-- Begin --

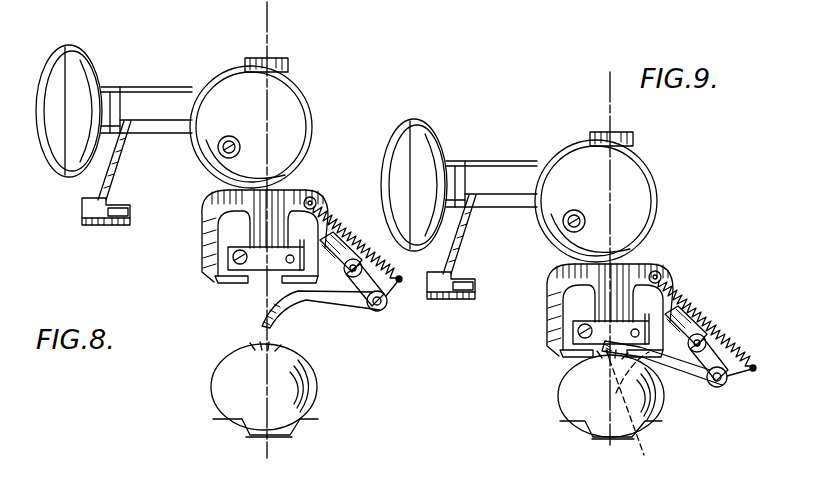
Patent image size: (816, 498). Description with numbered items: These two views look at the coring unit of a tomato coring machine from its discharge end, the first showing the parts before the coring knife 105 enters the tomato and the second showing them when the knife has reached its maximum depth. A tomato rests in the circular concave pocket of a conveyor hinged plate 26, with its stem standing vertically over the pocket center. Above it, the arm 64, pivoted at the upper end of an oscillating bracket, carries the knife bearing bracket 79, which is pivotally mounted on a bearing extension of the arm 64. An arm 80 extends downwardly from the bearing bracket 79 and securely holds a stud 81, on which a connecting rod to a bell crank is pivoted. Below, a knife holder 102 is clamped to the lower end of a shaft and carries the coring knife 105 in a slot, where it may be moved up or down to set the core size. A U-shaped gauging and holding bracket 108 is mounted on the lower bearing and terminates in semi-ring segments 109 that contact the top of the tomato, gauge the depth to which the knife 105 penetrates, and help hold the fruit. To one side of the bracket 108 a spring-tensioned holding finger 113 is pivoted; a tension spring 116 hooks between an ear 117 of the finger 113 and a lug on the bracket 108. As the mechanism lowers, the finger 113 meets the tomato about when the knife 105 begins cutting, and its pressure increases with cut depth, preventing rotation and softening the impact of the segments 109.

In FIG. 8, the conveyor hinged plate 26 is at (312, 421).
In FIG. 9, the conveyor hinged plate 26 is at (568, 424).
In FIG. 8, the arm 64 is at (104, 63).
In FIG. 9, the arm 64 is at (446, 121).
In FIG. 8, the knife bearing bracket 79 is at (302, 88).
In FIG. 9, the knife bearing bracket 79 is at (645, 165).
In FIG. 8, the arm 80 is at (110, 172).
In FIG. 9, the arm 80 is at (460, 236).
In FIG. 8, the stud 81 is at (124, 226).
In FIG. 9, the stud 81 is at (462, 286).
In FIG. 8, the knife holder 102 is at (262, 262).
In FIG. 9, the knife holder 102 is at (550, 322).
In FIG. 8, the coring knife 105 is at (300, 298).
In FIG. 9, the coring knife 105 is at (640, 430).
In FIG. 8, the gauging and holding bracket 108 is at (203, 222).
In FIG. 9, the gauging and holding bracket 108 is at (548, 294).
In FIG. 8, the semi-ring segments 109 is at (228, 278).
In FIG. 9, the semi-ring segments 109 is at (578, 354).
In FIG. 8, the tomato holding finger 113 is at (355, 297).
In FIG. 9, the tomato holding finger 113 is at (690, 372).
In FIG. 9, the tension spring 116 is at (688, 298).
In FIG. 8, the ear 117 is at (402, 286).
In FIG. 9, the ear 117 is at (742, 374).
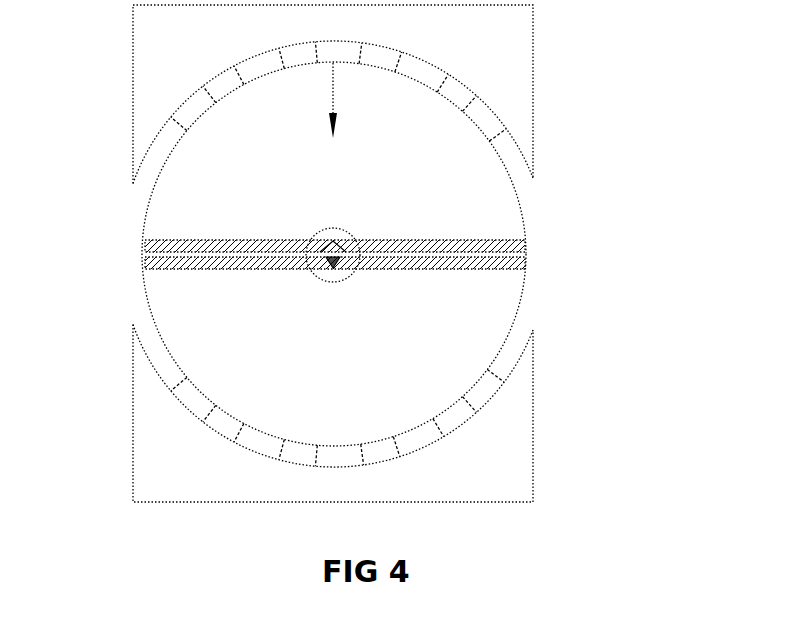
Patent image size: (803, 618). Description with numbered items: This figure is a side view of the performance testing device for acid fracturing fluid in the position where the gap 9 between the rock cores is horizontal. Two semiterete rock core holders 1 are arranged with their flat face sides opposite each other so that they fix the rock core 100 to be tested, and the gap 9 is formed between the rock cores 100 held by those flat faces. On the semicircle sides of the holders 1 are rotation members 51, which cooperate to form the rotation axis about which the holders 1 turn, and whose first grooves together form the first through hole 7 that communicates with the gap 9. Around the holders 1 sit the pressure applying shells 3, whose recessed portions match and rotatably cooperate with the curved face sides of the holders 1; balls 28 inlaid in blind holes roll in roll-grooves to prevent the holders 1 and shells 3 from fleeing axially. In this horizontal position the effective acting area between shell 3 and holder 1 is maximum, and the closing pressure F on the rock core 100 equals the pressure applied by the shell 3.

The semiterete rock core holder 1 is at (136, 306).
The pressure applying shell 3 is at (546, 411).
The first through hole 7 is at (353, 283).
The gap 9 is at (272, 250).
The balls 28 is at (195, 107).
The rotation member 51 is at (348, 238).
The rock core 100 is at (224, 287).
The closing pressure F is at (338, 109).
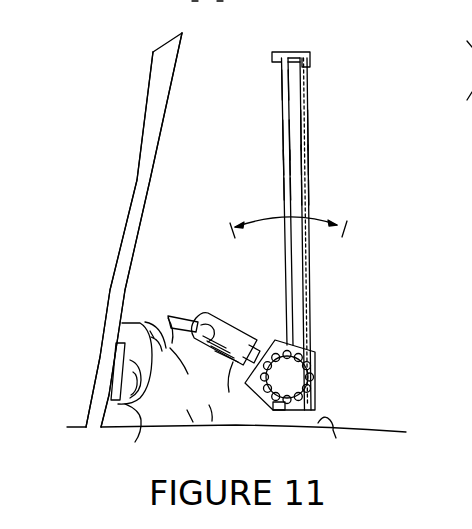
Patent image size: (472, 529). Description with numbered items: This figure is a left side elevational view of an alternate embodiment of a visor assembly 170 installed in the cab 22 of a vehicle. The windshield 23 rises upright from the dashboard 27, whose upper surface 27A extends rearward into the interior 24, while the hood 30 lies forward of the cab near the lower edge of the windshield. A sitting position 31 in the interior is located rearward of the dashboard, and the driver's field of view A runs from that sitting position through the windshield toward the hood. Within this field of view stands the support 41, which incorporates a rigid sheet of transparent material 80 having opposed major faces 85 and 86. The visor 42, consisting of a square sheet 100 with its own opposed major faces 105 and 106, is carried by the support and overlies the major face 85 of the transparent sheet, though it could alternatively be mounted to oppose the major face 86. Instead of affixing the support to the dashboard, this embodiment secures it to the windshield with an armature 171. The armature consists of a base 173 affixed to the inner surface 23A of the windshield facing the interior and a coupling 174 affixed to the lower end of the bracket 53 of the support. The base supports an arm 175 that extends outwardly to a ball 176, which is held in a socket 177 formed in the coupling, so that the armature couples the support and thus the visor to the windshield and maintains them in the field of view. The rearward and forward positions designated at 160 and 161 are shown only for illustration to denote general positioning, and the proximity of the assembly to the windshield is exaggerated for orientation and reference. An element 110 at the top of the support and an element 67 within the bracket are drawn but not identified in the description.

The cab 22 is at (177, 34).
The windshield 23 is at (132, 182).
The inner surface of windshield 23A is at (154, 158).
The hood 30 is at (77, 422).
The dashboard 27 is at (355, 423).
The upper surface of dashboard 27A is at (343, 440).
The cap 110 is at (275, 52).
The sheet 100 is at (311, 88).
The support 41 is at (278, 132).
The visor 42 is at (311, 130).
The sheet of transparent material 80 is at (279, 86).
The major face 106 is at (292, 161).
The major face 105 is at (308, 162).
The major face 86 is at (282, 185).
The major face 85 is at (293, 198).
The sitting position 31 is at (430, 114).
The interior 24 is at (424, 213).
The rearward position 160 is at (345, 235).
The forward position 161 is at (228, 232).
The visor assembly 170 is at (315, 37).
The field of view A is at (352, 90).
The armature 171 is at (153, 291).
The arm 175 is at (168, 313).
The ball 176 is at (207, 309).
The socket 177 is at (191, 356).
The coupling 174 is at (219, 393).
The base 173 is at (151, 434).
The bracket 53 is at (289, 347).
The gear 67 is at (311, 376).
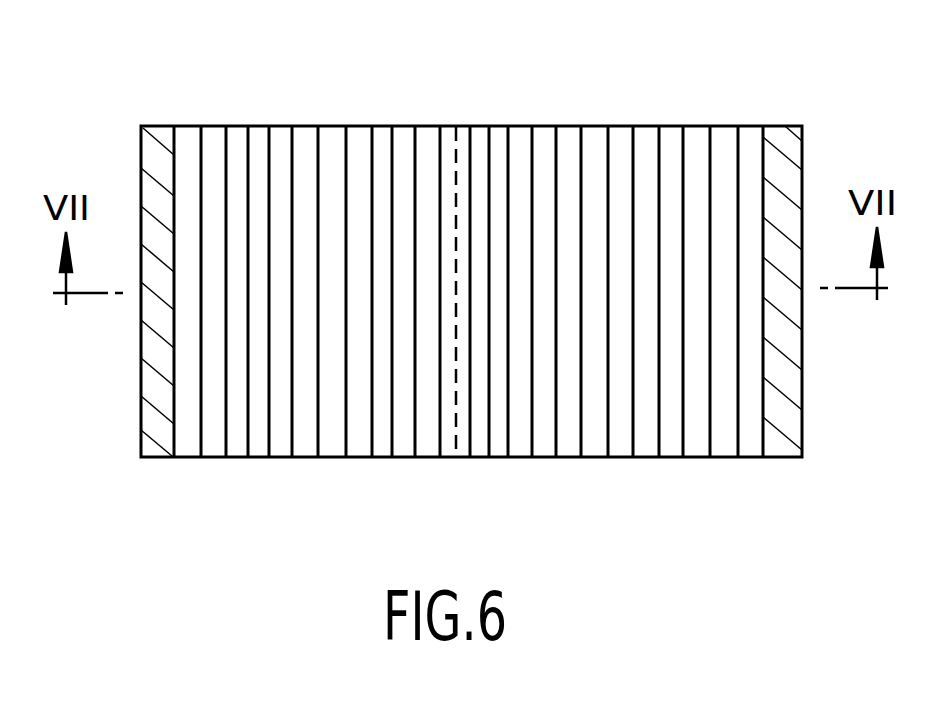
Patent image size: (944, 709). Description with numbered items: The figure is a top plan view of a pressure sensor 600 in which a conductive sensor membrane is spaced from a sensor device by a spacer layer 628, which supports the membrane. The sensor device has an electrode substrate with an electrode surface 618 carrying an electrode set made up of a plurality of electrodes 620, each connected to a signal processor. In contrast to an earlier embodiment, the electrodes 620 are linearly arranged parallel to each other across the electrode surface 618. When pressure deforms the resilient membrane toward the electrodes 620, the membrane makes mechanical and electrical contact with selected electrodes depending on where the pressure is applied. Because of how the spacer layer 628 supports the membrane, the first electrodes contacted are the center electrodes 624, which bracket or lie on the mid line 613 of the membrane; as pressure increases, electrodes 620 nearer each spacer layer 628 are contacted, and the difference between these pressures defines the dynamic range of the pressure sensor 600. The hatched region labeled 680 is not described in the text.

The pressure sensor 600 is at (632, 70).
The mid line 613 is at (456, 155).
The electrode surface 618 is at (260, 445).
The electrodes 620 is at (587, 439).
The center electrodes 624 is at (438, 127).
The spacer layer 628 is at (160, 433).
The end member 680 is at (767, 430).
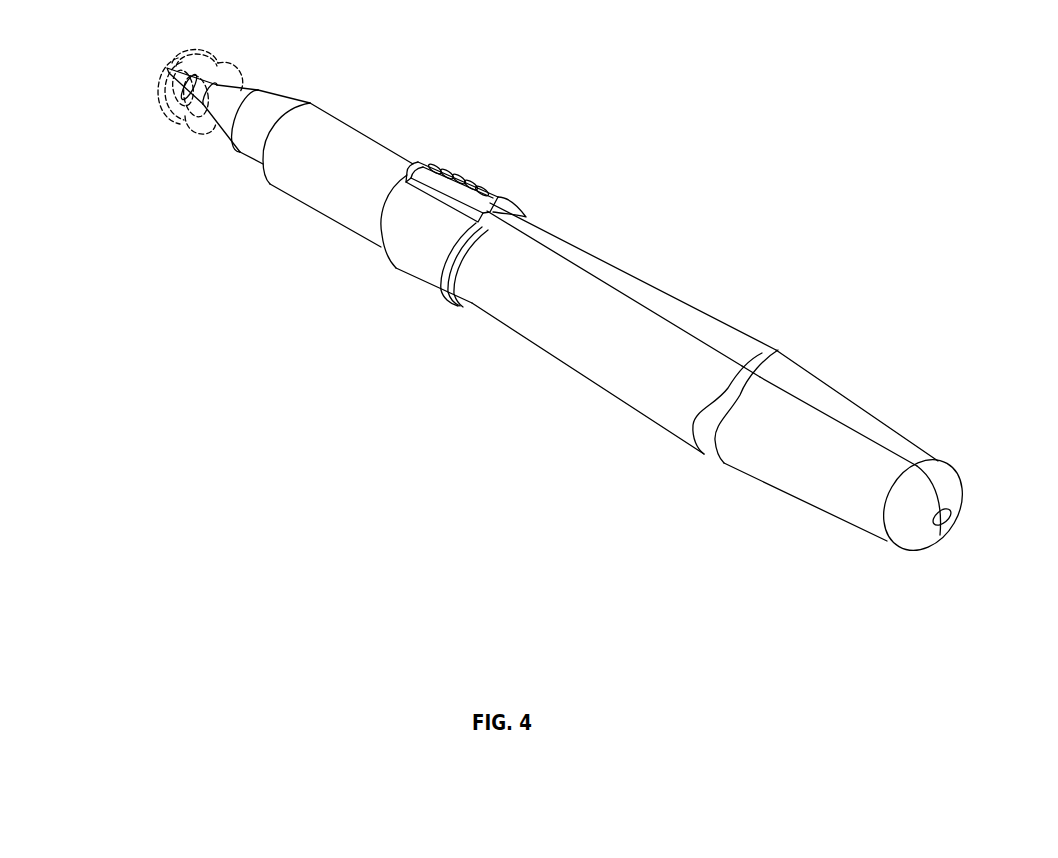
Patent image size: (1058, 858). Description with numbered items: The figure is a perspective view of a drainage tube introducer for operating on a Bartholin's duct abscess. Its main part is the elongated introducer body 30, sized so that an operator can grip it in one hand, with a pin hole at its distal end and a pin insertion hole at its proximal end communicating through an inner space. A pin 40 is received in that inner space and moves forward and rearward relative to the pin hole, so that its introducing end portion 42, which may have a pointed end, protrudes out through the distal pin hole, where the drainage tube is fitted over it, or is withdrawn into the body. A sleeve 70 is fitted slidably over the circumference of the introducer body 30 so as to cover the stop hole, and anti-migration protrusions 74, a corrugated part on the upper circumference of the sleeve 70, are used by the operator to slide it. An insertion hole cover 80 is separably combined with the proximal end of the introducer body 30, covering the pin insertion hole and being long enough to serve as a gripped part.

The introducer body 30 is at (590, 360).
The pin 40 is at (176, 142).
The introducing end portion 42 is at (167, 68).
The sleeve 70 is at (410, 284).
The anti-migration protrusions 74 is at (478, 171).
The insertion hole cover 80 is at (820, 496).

-- End --

Challenge:
Count the lines in the records that contain the string "sleeve", treating uppercase and lowercase as different. Reply with the number only.

Full solution:
2